* [Exercícios propostos]
**A)** Segundo o texto sobre a entrevista na Festa do Cinema Italiano, por que razão Lorenzo Baraldi e Gianna Gissi estavam presentes? Responde em uma a três frases.
**B)** Retoma, por favor, o texto sobre a entrevista na Festa do Cinema Italiano e continua-o a partir do ponto em que termina.
--- Texto fornecido ---
Gianna Gissi e Lorenzo Baraldi

11ª edição da Festa do Cinema Italiano | Entrevista a Lorenzo Baraldi e Gianna Gissi

A equipa da MHD teve o privilégio de entrevistar duas mentes criativas do filme “O Carteiro de Pablo Neruda”. O diretor de arte Lorenzo Baraldi e a figurinista Gianna Gissi marcam a história do cinema italiano. 

Ciao cinefilo! Já estás preparado para a Festa do Cinema Italiano? A 11ª edição deste festival começa oficialmente esta quarta-feira, 4 de abril, com o filme “Sicilian Ghost Story”, que dá as honras de abertura no Cinema São Jorge pelas 21h3o. Mesmo assim, a equipa da MHD já teve um dos seus melhores momentos nesta Festa do Cinema Italiano, que todos os anos celebra o melhor da cultura italiana.

Sentámo-nos na FNAC Chiado na passada segunda-feira, 2 de abril, para conversar com Lorenzo Baraldi e Gianna Gissi, os principais responsáveis pela direção de arte e pelo guarda-roupa do filme “O Carteiro de Pablo Neruda”.

A presença destes talentosos italianos não se fez ao mero acaso, realizando-se no âmbito da inauguração da exposição “Il postino, Salina – A Metáfora da Poesia”. A equipa da MHD e o público presente tiveram oportunidade de conhecer os segredos por detrás dos esboços originais do guarda-roupa e dos cenários do filme, que rodeavam a sala.

Cinema Italiano
Massimo Troisi e Philippe Noiret

Baseado no romance de Antonio Skármeta, “O Carteiro de Pablo Neruda”, foi realizado Michael Radford (e co-realizado por Massimo Troisi), e foca-se na relação do poeta chileno, Nobel da Literatura, com o seu carteiro, na ilha italiana de Salina, onde se estabelecera. O filme foi o derradeiro projeto do realizador, produtor e também protagonista do filme Massimo Troisi, intérprete do carteiro, que morreu logo depois da rodagem.

Tanto Lorenzo Baraldi e Gianna Gissi revelaram-se animados e, como italianos que são, bastante acolhedores com a equipa da MHD. A carreira de Lorenzo Baraldi, de 77 anos, e Gianna Gissi, 75 anos, duas “estrelas ocultas” da equipa de produção de “Il Postino”, pode ser conhecida aqui.
--- Entradas fornecidas ---
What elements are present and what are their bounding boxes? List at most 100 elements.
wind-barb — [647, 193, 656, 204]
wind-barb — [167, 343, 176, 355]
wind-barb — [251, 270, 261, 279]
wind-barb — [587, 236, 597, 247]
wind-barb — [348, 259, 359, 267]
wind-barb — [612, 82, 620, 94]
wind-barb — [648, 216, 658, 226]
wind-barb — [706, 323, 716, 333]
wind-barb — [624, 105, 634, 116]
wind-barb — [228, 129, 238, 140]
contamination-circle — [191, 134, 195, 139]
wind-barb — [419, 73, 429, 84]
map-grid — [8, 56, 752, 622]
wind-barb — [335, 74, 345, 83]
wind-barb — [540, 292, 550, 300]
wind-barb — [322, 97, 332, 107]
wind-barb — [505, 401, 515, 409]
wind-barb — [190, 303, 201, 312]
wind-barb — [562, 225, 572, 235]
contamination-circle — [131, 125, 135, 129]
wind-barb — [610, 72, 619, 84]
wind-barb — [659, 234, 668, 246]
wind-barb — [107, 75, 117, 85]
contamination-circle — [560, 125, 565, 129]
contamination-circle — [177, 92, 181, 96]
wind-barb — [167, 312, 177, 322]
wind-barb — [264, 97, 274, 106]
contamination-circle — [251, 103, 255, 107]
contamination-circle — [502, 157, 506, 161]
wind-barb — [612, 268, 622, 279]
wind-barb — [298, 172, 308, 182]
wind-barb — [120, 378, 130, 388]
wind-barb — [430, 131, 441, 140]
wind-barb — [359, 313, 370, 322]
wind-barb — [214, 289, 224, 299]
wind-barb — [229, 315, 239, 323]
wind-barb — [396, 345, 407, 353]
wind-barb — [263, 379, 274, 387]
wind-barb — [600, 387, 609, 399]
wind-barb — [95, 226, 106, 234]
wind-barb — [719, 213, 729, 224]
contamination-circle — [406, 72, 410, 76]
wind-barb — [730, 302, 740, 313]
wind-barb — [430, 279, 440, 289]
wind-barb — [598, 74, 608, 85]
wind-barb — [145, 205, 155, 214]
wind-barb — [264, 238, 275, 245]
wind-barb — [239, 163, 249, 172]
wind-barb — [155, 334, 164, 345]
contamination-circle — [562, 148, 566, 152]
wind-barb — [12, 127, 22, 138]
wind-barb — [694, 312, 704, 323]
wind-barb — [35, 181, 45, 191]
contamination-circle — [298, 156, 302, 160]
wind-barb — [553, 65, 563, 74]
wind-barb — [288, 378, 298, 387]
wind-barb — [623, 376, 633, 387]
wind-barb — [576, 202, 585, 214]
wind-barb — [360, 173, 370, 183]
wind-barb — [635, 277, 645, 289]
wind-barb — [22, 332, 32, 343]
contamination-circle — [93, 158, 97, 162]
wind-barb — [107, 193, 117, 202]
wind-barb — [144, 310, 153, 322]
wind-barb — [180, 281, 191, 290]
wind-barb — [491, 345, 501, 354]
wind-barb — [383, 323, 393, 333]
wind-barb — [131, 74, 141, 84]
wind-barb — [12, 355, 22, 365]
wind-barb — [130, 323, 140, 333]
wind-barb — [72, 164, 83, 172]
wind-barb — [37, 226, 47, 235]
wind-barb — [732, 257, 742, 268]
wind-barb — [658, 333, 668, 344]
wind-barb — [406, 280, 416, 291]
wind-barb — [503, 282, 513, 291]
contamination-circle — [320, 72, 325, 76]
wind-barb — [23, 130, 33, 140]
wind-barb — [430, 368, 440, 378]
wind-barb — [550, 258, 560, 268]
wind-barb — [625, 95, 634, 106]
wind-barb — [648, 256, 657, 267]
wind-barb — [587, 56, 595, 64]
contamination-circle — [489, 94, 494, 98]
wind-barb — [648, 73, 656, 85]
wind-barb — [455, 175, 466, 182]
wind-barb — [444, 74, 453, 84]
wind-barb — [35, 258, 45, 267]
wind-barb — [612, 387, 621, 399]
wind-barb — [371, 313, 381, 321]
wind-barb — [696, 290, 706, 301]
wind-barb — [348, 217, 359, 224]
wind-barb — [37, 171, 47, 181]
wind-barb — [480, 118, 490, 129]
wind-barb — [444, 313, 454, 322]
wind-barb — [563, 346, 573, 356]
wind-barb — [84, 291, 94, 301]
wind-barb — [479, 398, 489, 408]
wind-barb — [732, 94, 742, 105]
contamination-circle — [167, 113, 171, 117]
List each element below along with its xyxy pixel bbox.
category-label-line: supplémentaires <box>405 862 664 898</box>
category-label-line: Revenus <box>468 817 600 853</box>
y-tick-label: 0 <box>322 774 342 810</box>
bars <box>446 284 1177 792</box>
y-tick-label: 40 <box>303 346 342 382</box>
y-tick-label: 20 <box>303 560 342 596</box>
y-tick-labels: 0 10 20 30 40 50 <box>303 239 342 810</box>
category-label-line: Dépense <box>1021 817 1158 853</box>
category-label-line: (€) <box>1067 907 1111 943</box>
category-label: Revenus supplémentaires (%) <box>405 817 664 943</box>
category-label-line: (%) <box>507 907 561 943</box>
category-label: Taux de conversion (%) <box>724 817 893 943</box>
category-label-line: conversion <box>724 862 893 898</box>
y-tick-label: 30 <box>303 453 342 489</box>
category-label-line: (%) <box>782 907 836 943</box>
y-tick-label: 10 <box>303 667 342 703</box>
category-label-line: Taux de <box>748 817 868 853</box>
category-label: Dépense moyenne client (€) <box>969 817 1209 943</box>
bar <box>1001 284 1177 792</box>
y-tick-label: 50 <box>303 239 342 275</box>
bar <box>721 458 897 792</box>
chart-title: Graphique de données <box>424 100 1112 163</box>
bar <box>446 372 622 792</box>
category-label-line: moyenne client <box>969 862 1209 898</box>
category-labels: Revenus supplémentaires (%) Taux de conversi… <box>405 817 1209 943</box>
---
* [Resultados por tarefa]
**A)** A presença de Lorenzo Baraldi e Gianna Gissi não foi por acaso. Aconteceu no âmbito da inauguração da exposição “Il postino, Salina – A Metáfora da Poesia”, que mostrava os esboços originais do guarda-roupa e dos cenários do filme.

**B)**
A nossa entrevista focou-se não só no trabalho em particular destes artistas, mas também na colaboração em equipa, com Massimo Troisi e Michael Radford. Procurámos também preservar algumas expressões da língua italiana, cuja sonoridade nos deixam completamente rendidos. Andiamo?

MHD:  Como contemplam o vosso trabalho, aqui exposto, 24 anos após a estreia de “Il Postino”? E como se sentem ao vê-lo exposto através da Festa do Cinema Italiano?

GG: Eu penso que é uma coisa muito bella para nós os dois. É muito importante que o público entenda o que há detrás do filme e aquilo que é o seu lado criativo. Não falo só por mim, Gianna, ou pelo Lorenzo, mas por todos os profissionais que trabalham no set de qualquer filme.

LB: Na verdade, eu e a Gianna temos uma associação dos diretores de arte e figurinistas italianos, integrada na Cinecittà, e queremos promover o trabalho por detrás de qualquer filme. Procurámos fazê-lo tanto junto da academia, mas também junto das escolas. E este é um trabalho que ainda poucos conhecem.

GG: É importante perceber que esta é a primeira vez que promovemos o nosso trabalho fora de Itália. 24 anos depois esta é a primeira vez que expomos o nosso trabalho fora do nosso país!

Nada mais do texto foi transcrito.